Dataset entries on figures
>> START

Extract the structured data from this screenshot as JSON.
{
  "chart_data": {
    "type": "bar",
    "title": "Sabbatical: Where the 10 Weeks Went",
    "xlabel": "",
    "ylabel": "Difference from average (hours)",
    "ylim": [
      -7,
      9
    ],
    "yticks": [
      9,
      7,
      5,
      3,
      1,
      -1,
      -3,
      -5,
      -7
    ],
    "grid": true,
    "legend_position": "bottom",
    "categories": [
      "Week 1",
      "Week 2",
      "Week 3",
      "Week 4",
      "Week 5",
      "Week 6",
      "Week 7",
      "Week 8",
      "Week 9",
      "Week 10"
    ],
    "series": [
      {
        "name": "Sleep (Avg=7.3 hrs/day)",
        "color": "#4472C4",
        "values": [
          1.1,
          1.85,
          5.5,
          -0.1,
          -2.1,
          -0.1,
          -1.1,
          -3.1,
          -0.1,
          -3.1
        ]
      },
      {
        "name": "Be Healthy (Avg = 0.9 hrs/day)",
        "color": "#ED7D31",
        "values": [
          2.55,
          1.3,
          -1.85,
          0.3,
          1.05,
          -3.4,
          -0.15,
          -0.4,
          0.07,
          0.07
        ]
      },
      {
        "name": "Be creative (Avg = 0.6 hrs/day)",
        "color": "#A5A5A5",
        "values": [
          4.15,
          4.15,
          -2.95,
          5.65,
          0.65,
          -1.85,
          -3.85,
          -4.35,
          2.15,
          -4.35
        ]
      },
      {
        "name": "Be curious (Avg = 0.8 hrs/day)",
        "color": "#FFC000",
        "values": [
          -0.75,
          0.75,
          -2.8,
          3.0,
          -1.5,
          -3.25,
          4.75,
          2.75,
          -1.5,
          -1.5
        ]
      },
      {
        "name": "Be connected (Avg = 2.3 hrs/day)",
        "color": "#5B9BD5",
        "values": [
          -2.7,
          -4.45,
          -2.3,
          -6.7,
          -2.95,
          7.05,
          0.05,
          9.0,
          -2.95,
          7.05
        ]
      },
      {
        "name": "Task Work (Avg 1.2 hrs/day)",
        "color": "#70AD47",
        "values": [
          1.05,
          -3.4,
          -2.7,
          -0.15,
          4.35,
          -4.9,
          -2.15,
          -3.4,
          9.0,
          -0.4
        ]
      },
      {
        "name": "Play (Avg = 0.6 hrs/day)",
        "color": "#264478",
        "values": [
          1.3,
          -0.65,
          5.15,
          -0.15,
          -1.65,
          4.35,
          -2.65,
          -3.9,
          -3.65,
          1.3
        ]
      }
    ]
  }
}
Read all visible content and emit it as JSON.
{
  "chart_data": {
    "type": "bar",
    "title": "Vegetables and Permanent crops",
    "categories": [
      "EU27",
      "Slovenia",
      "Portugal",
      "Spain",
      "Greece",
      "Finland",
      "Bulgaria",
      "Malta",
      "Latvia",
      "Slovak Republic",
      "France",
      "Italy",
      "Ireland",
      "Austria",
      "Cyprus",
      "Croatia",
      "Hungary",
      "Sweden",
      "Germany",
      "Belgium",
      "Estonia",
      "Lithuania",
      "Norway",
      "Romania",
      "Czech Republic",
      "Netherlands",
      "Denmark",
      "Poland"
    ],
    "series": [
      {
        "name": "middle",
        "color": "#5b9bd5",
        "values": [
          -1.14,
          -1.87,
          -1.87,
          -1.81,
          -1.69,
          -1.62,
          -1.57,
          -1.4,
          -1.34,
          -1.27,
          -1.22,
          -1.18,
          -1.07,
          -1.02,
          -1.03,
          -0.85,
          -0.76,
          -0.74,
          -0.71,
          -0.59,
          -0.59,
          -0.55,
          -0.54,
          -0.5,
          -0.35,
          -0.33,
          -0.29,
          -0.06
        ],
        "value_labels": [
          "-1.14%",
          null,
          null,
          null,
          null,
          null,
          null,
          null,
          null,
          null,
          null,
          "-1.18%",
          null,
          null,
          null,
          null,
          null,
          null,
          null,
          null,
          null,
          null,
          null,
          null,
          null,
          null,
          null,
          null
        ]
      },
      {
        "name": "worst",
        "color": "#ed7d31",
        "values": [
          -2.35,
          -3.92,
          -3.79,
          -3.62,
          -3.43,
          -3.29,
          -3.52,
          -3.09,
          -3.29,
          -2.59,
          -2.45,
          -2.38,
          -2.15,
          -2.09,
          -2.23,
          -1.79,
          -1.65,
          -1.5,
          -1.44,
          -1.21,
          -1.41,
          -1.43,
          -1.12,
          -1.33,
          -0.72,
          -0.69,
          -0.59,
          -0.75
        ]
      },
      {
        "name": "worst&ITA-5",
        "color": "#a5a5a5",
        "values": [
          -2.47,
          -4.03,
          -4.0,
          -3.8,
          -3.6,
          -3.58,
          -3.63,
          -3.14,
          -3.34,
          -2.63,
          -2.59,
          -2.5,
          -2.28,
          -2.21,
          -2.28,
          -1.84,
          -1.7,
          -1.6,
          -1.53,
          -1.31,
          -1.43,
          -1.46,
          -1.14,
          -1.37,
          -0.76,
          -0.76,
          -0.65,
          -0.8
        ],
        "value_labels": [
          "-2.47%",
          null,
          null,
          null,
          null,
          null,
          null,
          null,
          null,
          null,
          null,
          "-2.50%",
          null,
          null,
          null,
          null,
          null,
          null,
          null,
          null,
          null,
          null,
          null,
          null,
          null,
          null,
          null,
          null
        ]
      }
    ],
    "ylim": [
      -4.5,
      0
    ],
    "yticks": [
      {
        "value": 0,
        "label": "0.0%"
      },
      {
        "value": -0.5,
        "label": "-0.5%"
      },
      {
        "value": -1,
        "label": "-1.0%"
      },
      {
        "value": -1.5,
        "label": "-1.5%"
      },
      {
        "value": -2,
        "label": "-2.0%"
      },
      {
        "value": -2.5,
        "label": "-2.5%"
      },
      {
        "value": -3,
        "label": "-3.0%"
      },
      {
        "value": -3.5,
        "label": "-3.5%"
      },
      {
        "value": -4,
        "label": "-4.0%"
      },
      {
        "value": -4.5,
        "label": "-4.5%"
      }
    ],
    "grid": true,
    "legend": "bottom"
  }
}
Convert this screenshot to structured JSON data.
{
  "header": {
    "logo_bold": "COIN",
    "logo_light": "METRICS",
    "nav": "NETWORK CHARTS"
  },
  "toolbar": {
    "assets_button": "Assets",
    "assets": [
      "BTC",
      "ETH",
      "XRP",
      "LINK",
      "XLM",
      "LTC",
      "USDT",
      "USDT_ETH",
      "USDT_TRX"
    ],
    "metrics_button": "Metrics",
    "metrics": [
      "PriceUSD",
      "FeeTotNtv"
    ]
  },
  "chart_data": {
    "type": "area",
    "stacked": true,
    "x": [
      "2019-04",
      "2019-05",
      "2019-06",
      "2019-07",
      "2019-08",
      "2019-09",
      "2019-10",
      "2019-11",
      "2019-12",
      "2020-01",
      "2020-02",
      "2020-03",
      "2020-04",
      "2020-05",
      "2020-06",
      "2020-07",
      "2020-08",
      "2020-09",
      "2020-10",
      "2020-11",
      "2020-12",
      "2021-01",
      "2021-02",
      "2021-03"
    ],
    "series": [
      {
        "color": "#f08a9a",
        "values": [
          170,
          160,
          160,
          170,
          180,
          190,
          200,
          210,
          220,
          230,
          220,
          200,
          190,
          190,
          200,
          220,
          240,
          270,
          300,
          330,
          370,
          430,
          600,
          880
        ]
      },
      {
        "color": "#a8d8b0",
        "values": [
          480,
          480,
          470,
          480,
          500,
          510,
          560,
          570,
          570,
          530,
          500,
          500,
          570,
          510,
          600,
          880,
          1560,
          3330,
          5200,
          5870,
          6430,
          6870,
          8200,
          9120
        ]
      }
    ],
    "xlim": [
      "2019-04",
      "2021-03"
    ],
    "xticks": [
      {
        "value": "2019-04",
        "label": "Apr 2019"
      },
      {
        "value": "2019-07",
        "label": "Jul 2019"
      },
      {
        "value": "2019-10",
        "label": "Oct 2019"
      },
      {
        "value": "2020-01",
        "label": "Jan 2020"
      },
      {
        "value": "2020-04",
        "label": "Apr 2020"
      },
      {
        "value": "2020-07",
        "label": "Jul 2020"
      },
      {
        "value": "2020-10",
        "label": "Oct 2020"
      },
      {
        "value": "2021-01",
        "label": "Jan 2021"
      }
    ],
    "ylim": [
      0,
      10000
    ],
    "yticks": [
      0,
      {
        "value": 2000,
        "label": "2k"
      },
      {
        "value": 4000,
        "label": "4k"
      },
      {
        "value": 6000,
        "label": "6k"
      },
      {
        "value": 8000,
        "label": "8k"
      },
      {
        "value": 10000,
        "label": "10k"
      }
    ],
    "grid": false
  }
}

>> END

Count the lines in the records above that contain the word "from", and give only that number.

**Full response**:
2